Data extracted from a collection:
------------------------------------------------------------------------

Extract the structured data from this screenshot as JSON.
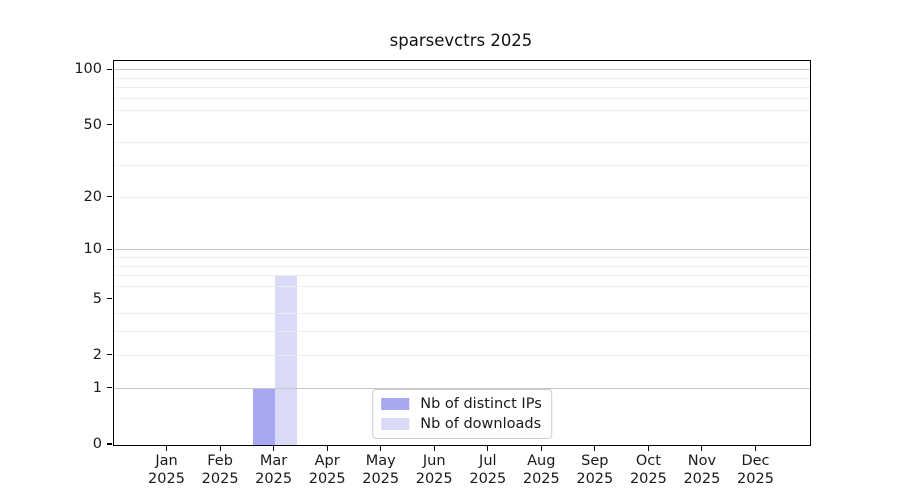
{
  "chart_data": {
    "type": "bar",
    "title": "sparsevctrs 2025",
    "x_axis": {
      "categories": [
        "Jan",
        "Feb",
        "Mar",
        "Apr",
        "May",
        "Jun",
        "Jul",
        "Aug",
        "Sep",
        "Oct",
        "Nov",
        "Dec"
      ],
      "year_label": "2025"
    },
    "y_axis": {
      "scale": "log1p",
      "tick_labels": [
        0,
        1,
        2,
        5,
        10,
        20,
        50,
        100
      ],
      "major_gridlines": [
        1,
        10,
        100
      ],
      "minor_gridlines": [
        2,
        3,
        4,
        6,
        7,
        8,
        9,
        20,
        30,
        40,
        60,
        70,
        80,
        90
      ],
      "ylim": [
        0,
        112
      ],
      "grid": true
    },
    "series": [
      {
        "name": "Nb of distinct IPs",
        "color": "#a8a8f2",
        "values": [
          0,
          0,
          1,
          0,
          0,
          0,
          0,
          0,
          0,
          0,
          0,
          0
        ]
      },
      {
        "name": "Nb of downloads",
        "color": "#d9d9f8",
        "values": [
          0,
          0,
          7,
          0,
          0,
          0,
          0,
          0,
          0,
          0,
          0,
          0
        ]
      }
    ],
    "legend": {
      "position": "lower center",
      "entries": [
        "Nb of distinct IPs",
        "Nb of downloads"
      ]
    }
  },
  "colors": {
    "spine": "#000000",
    "major_grid": "#c7c7c7",
    "minor_grid": "#ededed",
    "text": "#1a1a1a",
    "legend_border": "#cccccc"
  }
}
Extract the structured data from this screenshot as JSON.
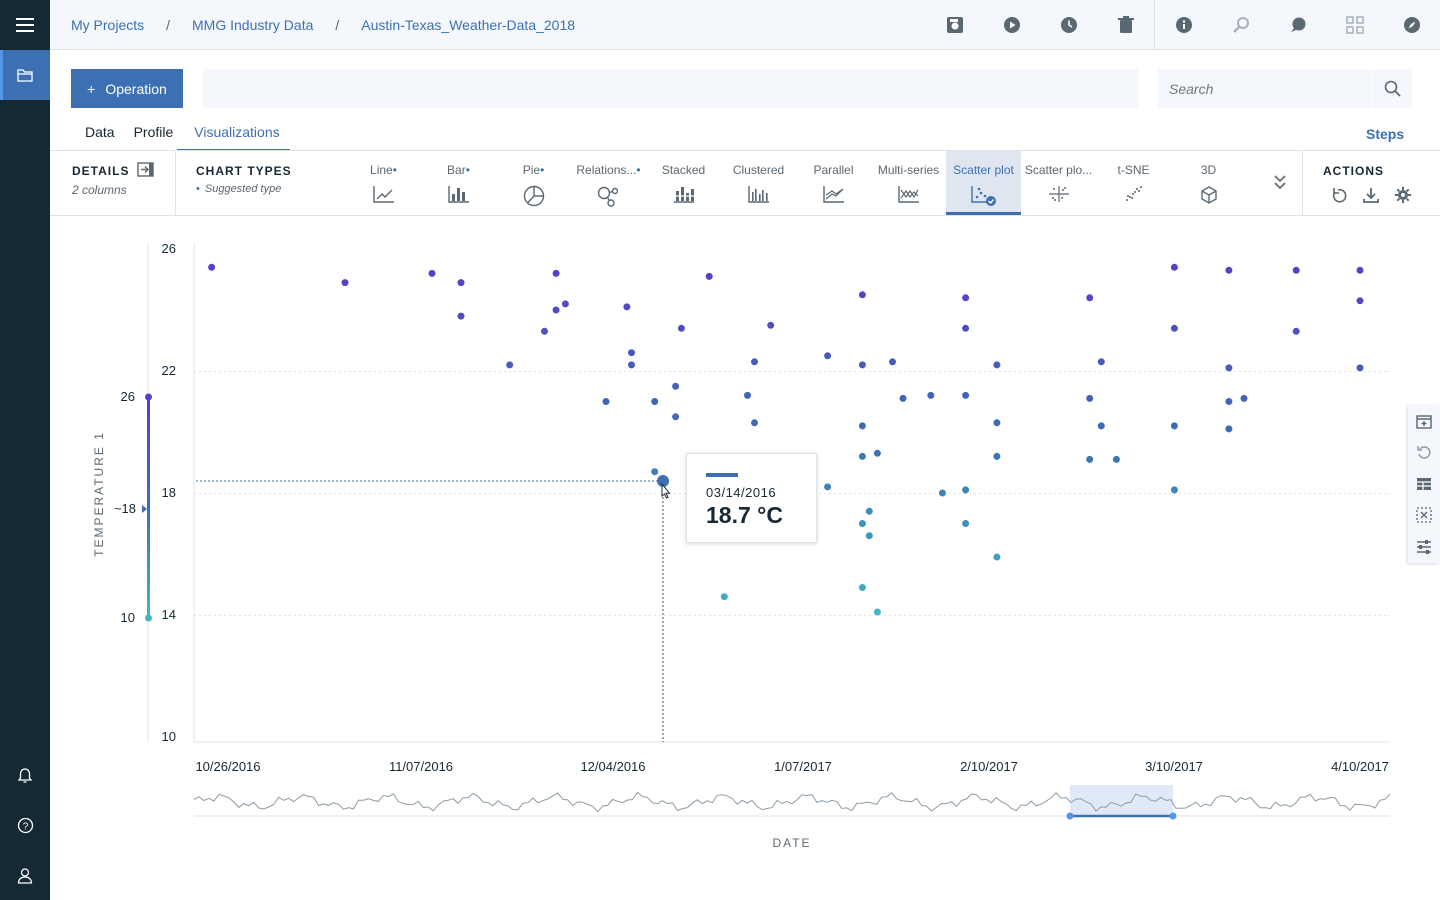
{
  "breadcrumbs": [
    "My Projects",
    "MMG Industry Data",
    "Austin-Texas_Weather-Data_2018"
  ],
  "operation_button": "Operation",
  "search_placeholder": "Search",
  "tabs": [
    "Data",
    "Profile",
    "Visualizations"
  ],
  "active_tab": "Visualizations",
  "steps_label": "Steps",
  "details": {
    "title": "DETAILS",
    "subtitle": "2 columns"
  },
  "chart_types": {
    "title": "CHART TYPES",
    "subtitle": "Suggested type",
    "items": [
      {
        "label": "Line",
        "suggested": true,
        "icon": "line-chart-icon"
      },
      {
        "label": "Bar",
        "suggested": true,
        "icon": "bar-chart-icon"
      },
      {
        "label": "Pie",
        "suggested": true,
        "icon": "pie-chart-icon"
      },
      {
        "label": "Relations...",
        "suggested": true,
        "icon": "relations-icon"
      },
      {
        "label": "Stacked",
        "suggested": false,
        "icon": "stacked-bar-icon"
      },
      {
        "label": "Clustered",
        "suggested": false,
        "icon": "clustered-bar-icon"
      },
      {
        "label": "Parallel",
        "suggested": false,
        "icon": "parallel-icon"
      },
      {
        "label": "Multi-series",
        "suggested": false,
        "icon": "multi-series-icon"
      },
      {
        "label": "Scatter plot",
        "suggested": false,
        "icon": "scatter-plot-icon"
      },
      {
        "label": "Scatter plo...",
        "suggested": false,
        "icon": "scatter-matrix-icon"
      },
      {
        "label": "t-SNE",
        "suggested": false,
        "icon": "tsne-icon"
      },
      {
        "label": "3D",
        "suggested": false,
        "icon": "cube-icon"
      }
    ],
    "active": "Scatter plot"
  },
  "actions": {
    "title": "ACTIONS"
  },
  "tooltip": {
    "date": "03/14/2016",
    "value": "18.7 °C"
  },
  "colors": {
    "accent": "#3d70b2",
    "rail": "#152935",
    "high": "#5a3ec8",
    "low": "#41b6c4"
  },
  "chart_data": {
    "type": "scatter",
    "xlabel": "DATE",
    "ylabel": "TEMPERATURE 1",
    "ylim": [
      10,
      26
    ],
    "yticks": [
      "26",
      "22",
      "18",
      "14",
      "10"
    ],
    "xticks": [
      "10/26/2016",
      "11/07/2016",
      "12/04/2016",
      "1/07/2017",
      "2/10/2017",
      "3/10/2017",
      "4/10/2017"
    ],
    "color_legend": {
      "max": "26",
      "mid": "~18",
      "min": "10"
    },
    "points": [
      [
        0.01,
        25.4
      ],
      [
        0.125,
        24.9
      ],
      [
        0.2,
        25.2
      ],
      [
        0.225,
        24.9
      ],
      [
        0.225,
        23.8
      ],
      [
        0.267,
        22.2
      ],
      [
        0.297,
        23.3
      ],
      [
        0.307,
        25.2
      ],
      [
        0.307,
        24.0
      ],
      [
        0.315,
        24.2
      ],
      [
        0.35,
        21.0
      ],
      [
        0.368,
        24.1
      ],
      [
        0.372,
        22.6
      ],
      [
        0.372,
        22.2
      ],
      [
        0.392,
        21.0
      ],
      [
        0.392,
        18.7
      ],
      [
        0.41,
        21.5
      ],
      [
        0.41,
        20.5
      ],
      [
        0.415,
        23.4
      ],
      [
        0.439,
        25.1
      ],
      [
        0.452,
        14.6
      ],
      [
        0.472,
        21.2
      ],
      [
        0.478,
        22.3
      ],
      [
        0.478,
        20.3
      ],
      [
        0.492,
        23.5
      ],
      [
        0.541,
        22.5
      ],
      [
        0.541,
        18.2
      ],
      [
        0.571,
        24.5
      ],
      [
        0.571,
        22.2
      ],
      [
        0.571,
        20.2
      ],
      [
        0.571,
        19.2
      ],
      [
        0.571,
        17.0
      ],
      [
        0.571,
        14.9
      ],
      [
        0.577,
        17.4
      ],
      [
        0.577,
        16.6
      ],
      [
        0.584,
        19.3
      ],
      [
        0.584,
        14.1
      ],
      [
        0.597,
        22.3
      ],
      [
        0.606,
        21.1
      ],
      [
        0.63,
        21.2
      ],
      [
        0.64,
        18.0
      ],
      [
        0.66,
        24.4
      ],
      [
        0.66,
        23.4
      ],
      [
        0.66,
        21.2
      ],
      [
        0.66,
        18.1
      ],
      [
        0.66,
        17.0
      ],
      [
        0.687,
        22.2
      ],
      [
        0.687,
        20.3
      ],
      [
        0.687,
        19.2
      ],
      [
        0.687,
        15.9
      ],
      [
        0.767,
        24.4
      ],
      [
        0.767,
        21.1
      ],
      [
        0.767,
        19.1
      ],
      [
        0.777,
        22.3
      ],
      [
        0.777,
        20.2
      ],
      [
        0.79,
        19.1
      ],
      [
        0.84,
        25.4
      ],
      [
        0.84,
        23.4
      ],
      [
        0.84,
        20.2
      ],
      [
        0.84,
        18.1
      ],
      [
        0.887,
        25.3
      ],
      [
        0.887,
        22.1
      ],
      [
        0.887,
        21.0
      ],
      [
        0.887,
        20.1
      ],
      [
        0.9,
        21.1
      ],
      [
        0.945,
        25.3
      ],
      [
        0.945,
        23.3
      ],
      [
        1.0,
        25.3
      ],
      [
        1.0,
        24.3
      ],
      [
        1.0,
        22.1
      ]
    ]
  }
}
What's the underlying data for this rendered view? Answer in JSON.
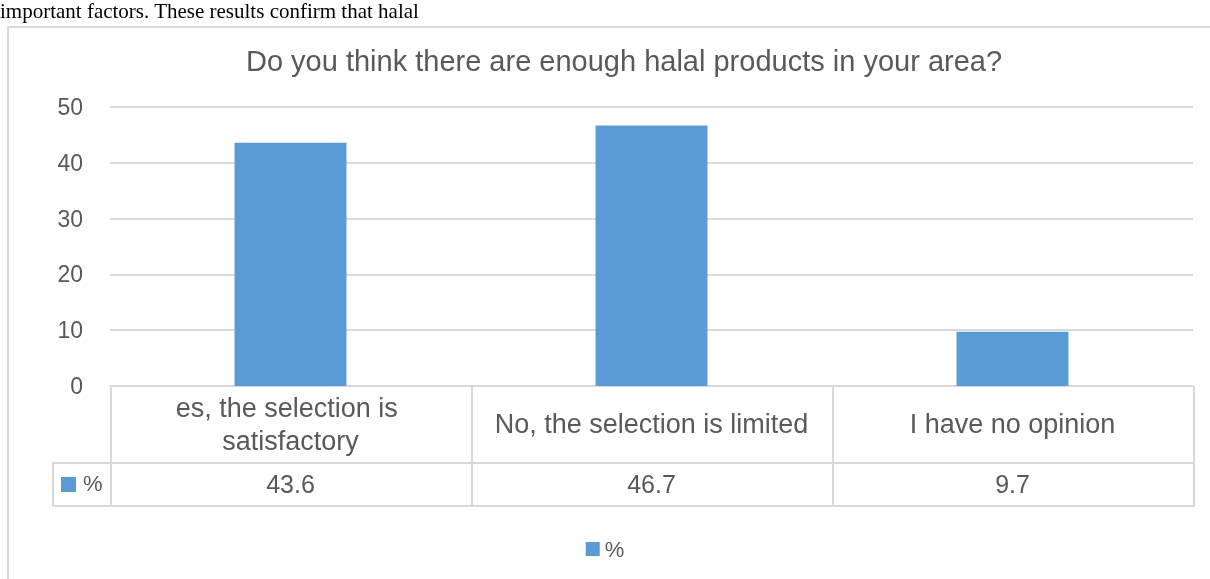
{
  "chart_data": {
    "type": "bar",
    "title": "Do you think there are enough halal products in your area?",
    "categories": [
      "es, the selection is satisfactory",
      "No, the selection is limited",
      "I have no opinion"
    ],
    "series": [
      {
        "name": "%",
        "color": "#5b9bd5",
        "values": [
          43.6,
          46.7,
          9.7
        ]
      }
    ],
    "ylim": [
      0,
      50
    ],
    "yticks": [
      0,
      10,
      20,
      30,
      40,
      50
    ],
    "grid": "y",
    "legend": "bottom",
    "data_labels": true,
    "annotations": [
      "important factors. These results confirm that halal"
    ]
  }
}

------------------------------------------------------------------------

> [PROBLEM STATEMENT]
Search the lines above for the string "Visualizations" and copy each line that has it.

> [RESULT OF THIS EXERCISE]
    "Visualizations"
  "active_tab": "Visualizations",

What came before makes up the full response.